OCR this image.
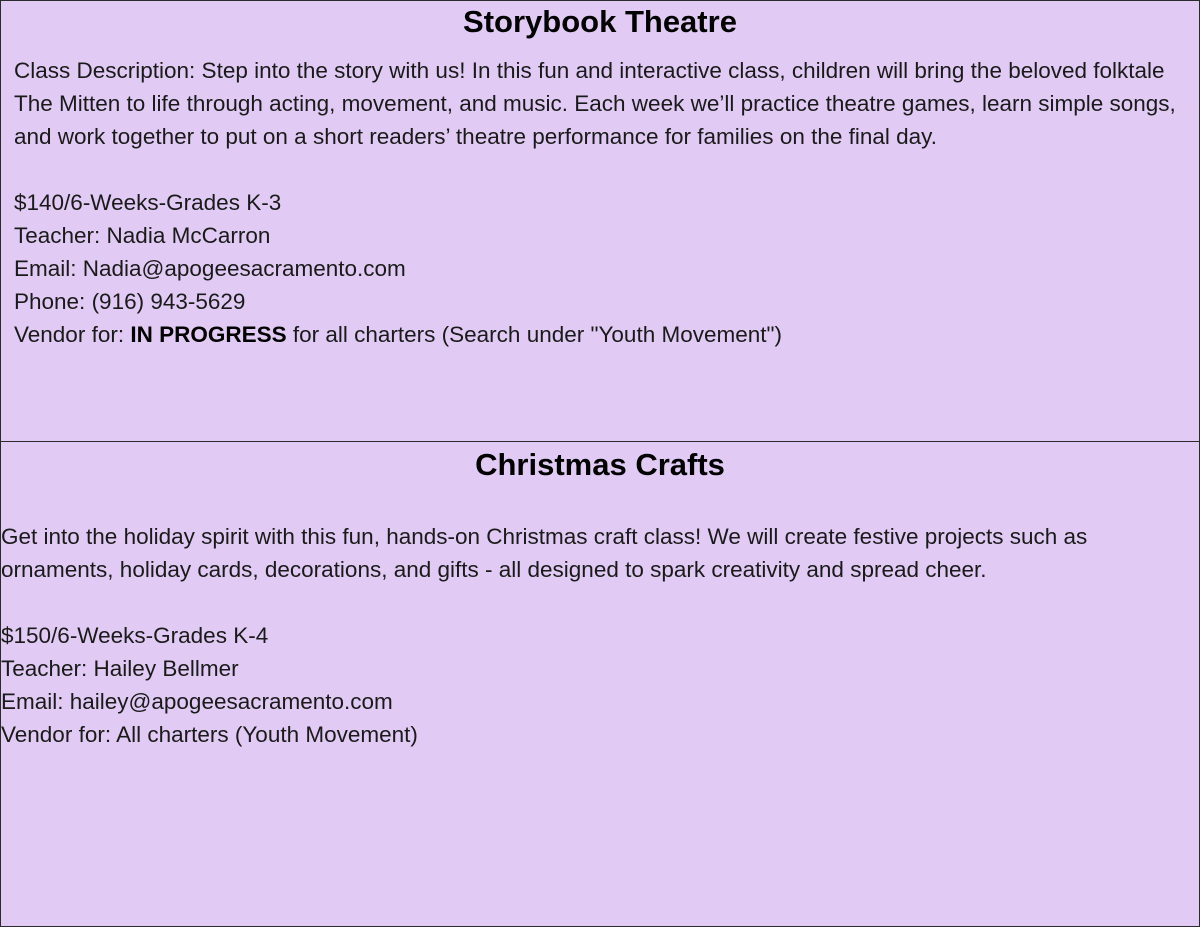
Storybook Theatre

Class Description: Step into the story with us! In this fun and interactive class, children will bring the beloved folktale The Mitten to life through acting, movement, and music. Each week we’ll practice theatre games, learn simple songs, and work together to put on a short readers’ theatre performance for families on the final day.

$140/6-Weeks-Grades K-3
Teacher: Nadia McCarron
Email: Nadia@apogeesacramento.com
Phone: (916) 943-5629
Vendor for: IN PROGRESS for all charters (Search under "Youth Movement")
Christmas Crafts

Get into the holiday spirit with this fun, hands-on Christmas craft class! We will create festive projects such as ornaments, holiday cards, decorations, and gifts - all designed to spark creativity and spread cheer.

$150/6-Weeks-Grades K-4
Teacher: Hailey Bellmer
Email: hailey@apogeesacramento.com
Vendor for: All charters (Youth Movement)
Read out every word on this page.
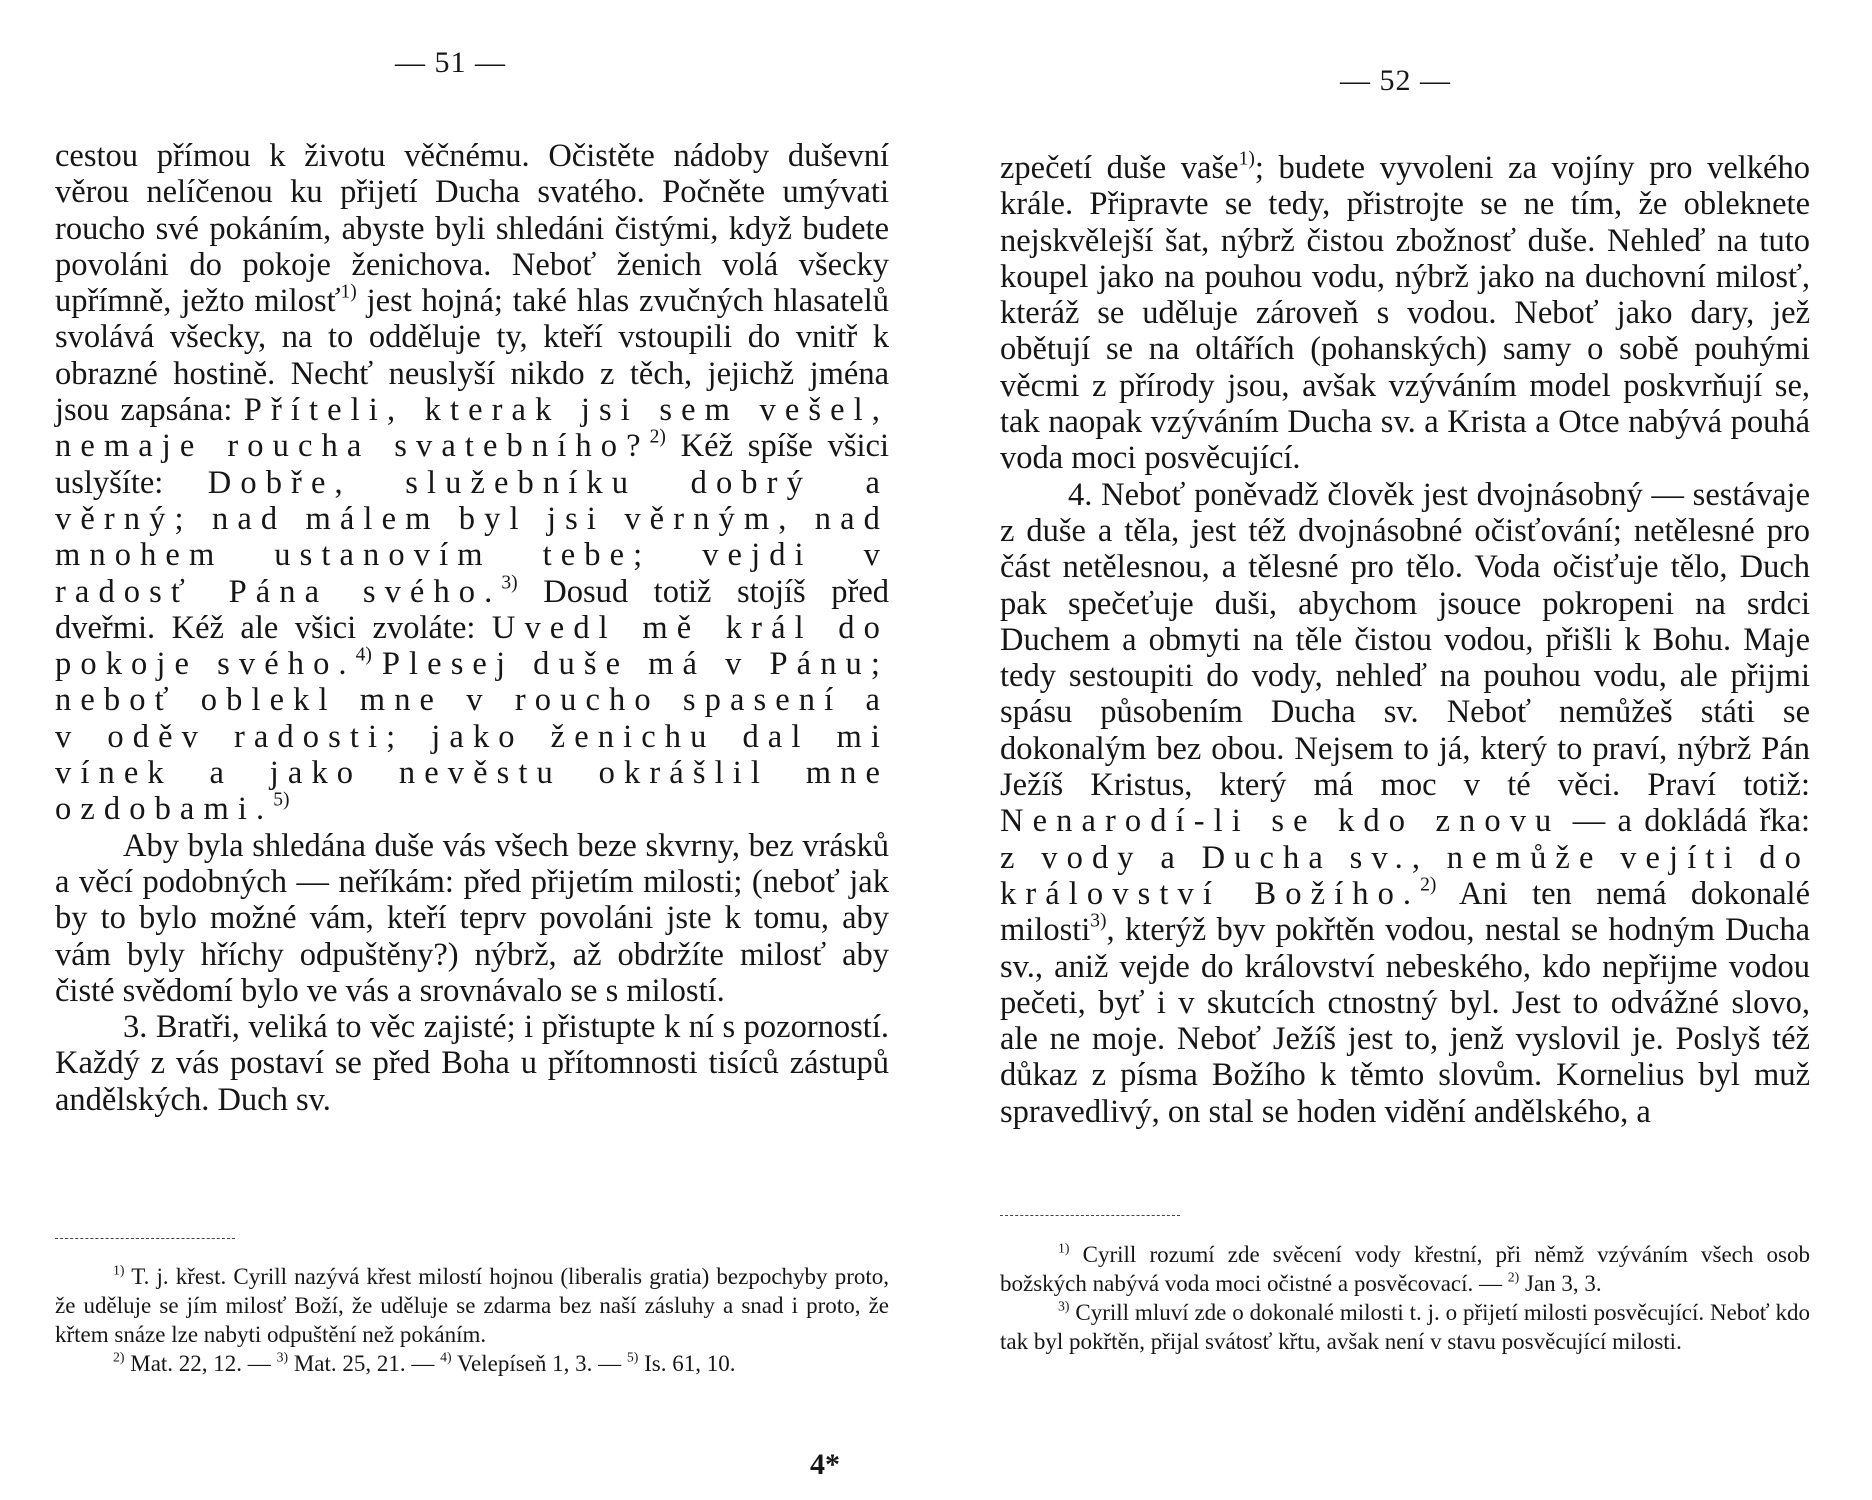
— 51 —

cestou přímou k životu věčnému. Očistěte nádoby duševní věrou nelíčenou ku přijetí Ducha svatého. Počněte umývati roucho své pokáním, abyste byli shledáni čistými, když budete povoláni do pokoje ženichova. Neboť ženich volá všecky upřímně, ježto milosť$^{1)}$ jest hojná; také hlas zvučných hlasatelů svolává všecky, na to odděluje ty, kteří vstoupili do vnitř k obrazné hostině. Nechť neuslyší nikdo z těch, jejichž jména jsou zapsána: Příteli, kterak jsi sem vešel, nemaje roucha svatebního?$^{2)}$ Kéž spíše všici uslyšíte: Dobře, služebníku dobrý a věrný; nad málem byl jsi věrným, nad mnohem ustanovím tebe; vejdi v radosť Pána svého.$^{3)}$ Dosud totiž stojíš před dveřmi. Kéž ale všici zvoláte: Uvedl mě král do pokoje svého.$^{4)}$ Plesej duše má v Pánu; neboť oblekl mne v roucho spasení a v oděv radosti; jako ženichu dal mi vínek a jako nevěstu okrášlil mne ozdobami.$^{5)}$

Aby byla shledána duše vás všech beze skvrny, bez vrásků a věcí podobných — neříkám: před přijetím milosti; (neboť jak by to bylo možné vám, kteří teprv povoláni jste k tomu, aby vám byly hříchy odpuštěny?) nýbrž, až obdržíte milosť aby čisté svědomí bylo ve vás a srovnávalo se s milostí.

3. Bratři, veliká to věc zajisté; i přistupte k ní s pozorností. Každý z vás postaví se před Boha u přítomnosti tisíců zástupů andělských. Duch sv.

$^{1)}$ T. j. křest. Cyrill nazývá křest milostí hojnou (liberalis gratia) bezpochyby proto, že uděluje se jím milosť Boží, že uděluje se zdarma bez naší zásluhy a snad i proto, že křtem snáze lze nabyti odpuštění než pokáním.

$^{2)}$ Mat. 22, 12. — $^{3)}$ Mat. 25, 21. — $^{4)}$ Velepíseň 1, 3. — $^{5)}$ Is. 61, 10.

4*
— 52 —

zpečetí duše vaše$^{1)}$; budete vyvoleni za vojíny pro velkého krále. Připravte se tedy, přistrojte se ne tím, že obleknete nejskvělejší šat, nýbrž čistou zbožnosť duše. Nehleď na tuto koupel jako na pouhou vodu, nýbrž jako na duchovní milosť, kteráž se uděluje zároveň s vodou. Neboť jako dary, jež obětují se na oltářích (pohanských) samy o sobě pouhými věcmi z přírody jsou, avšak vzýváním model poskvrňují se, tak naopak vzýváním Ducha sv. a Krista a Otce nabývá pouhá voda moci posvěcující.

4. Neboť poněvadž člověk jest dvojnásobný — sestávaje z duše a těla, jest též dvojnásobné očisťování; netělesné pro část netělesnou, a tělesné pro tělo. Voda očisťuje tělo, Duch pak spečeťuje duši, abychom jsouce pokropeni na srdci Duchem a obmyti na těle čistou vodou, přišli k Bohu. Maje tedy sestoupiti do vody, nehleď na pouhou vodu, ale přijmi spásu působením Ducha sv. Neboť nemůžeš státi se dokonalým bez obou. Nejsem to já, který to praví, nýbrž Pán Ježíš Kristus, který má moc v té věci. Praví totiž: Nenarodí-li se kdo znovu — a dokládá řka: z vody a Ducha sv., nemůže vejíti do království Božího.$^{2)}$ Ani ten nemá dokonalé milosti$^{3)}$, kterýž byv pokřtěn vodou, nestal se hodným Ducha sv., aniž vejde do království nebeského, kdo nepřijme vodou pečeti, byť i v skutcích ctnostný byl. Jest to odvážné slovo, ale ne moje. Neboť Ježíš jest to, jenž vyslovil je. Poslyš též důkaz z písma Božího k těmto slovům. Kornelius byl muž spravedlivý, on stal se hoden vidění andělského, a

$^{1)}$ Cyrill rozumí zde svěcení vody křestní, při němž vzýváním všech osob božských nabývá voda moci očistné a posvěcovací. — $^{2)}$ Jan 3, 3.

$^{3)}$ Cyrill mluví zde o dokonalé milosti t. j. o přijetí milosti posvěcující. Neboť kdo tak byl pokřtěn, přijal svátosť křtu, avšak není v stavu posvěcující milosti.
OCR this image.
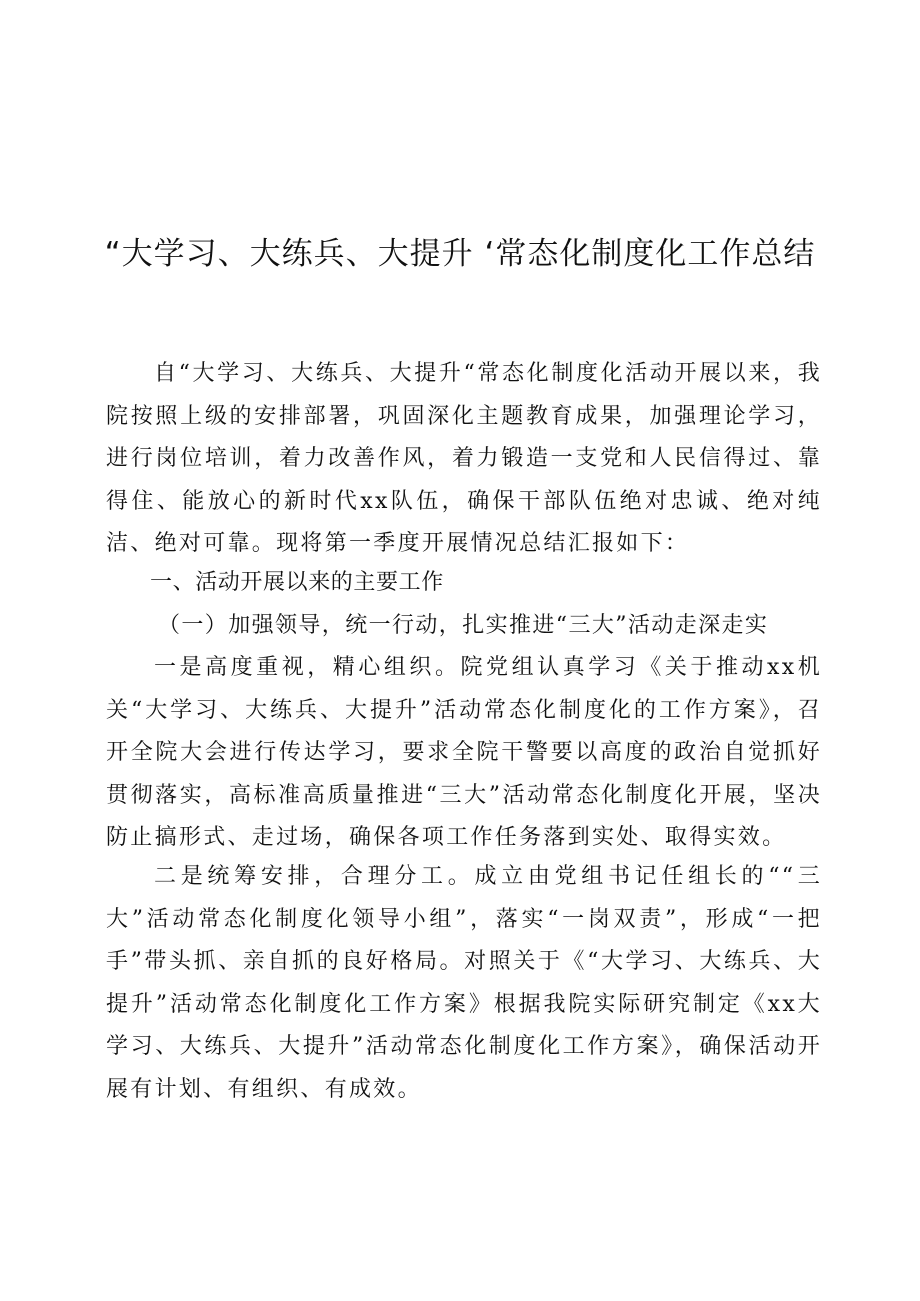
“大学习、大练兵、大提升 ‘常态化制度化工作总结

自“大学习、大练兵、大提升“常态化制度化活动开展以来，我院按照上级的安排部署，巩固深化主题教育成果，加强理论学习，进行岗位培训，着力改善作风，着力锻造一支党和人民信得过、靠得住、能放心的新时代xx队伍，确保干部队伍绝对忠诚、绝对纯洁、绝对可靠。现将第一季度开展情况总结汇报如下：

一、活动开展以来的主要工作
（一）加强领导，统一行动，扎实推进“三大”活动走深走实

一是高度重视，精心组织。院党组认真学习《关于推动xx机关“大学习、大练兵、大提升”活动常态化制度化的工作方案》，召开全院大会进行传达学习，要求全院干警要以高度的政治自觉抓好贯彻落实，高标准高质量推进“三大”活动常态化制度化开展，坚决防止搞形式、走过场，确保各项工作任务落到实处、取得实效。

二是统筹安排，合理分工。成立由党组书记任组长的““三大”活动常态化制度化领导小组”，落实“一岗双责”，形成“一把手”带头抓、亲自抓的良好格局。对照关于《“大学习、大练兵、大提升”活动常态化制度化工作方案》根据我院实际研究制定《xx大学习、大练兵、大提升”活动常态化制度化工作方案》，确保活动开展有计划、有组织、有成效。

• **What is needed**:
Scan the records above for the string "posvěcující", then select every line that holds it.

• **Output for this exercise**:
zpečetí duše vaše$^{1)}$; budete vyvoleni za vojíny pro velkého krále. Připravte se tedy, přistrojte se ne tím, že obleknete nejskvělejší šat, nýbrž čistou zbožnosť duše. Nehleď na tuto koupel jako na pouhou vodu, nýbrž jako na duchovní milosť, kteráž se uděluje zároveň s vodou. Neboť jako dary, jež obětují se na oltářích (pohanských) samy o sobě pouhými věcmi z přírody jsou, avšak vzýváním model poskvrňují se, tak naopak vzýváním Ducha sv. a Krista a Otce nabývá pouhá voda moci posvěcující.
$^{3)}$ Cyrill mluví zde o dokonalé milosti t. j. o přijetí milosti posvěcující. Neboť kdo tak byl pokřtěn, přijal svátosť křtu, avšak není v stavu posvěcující milosti.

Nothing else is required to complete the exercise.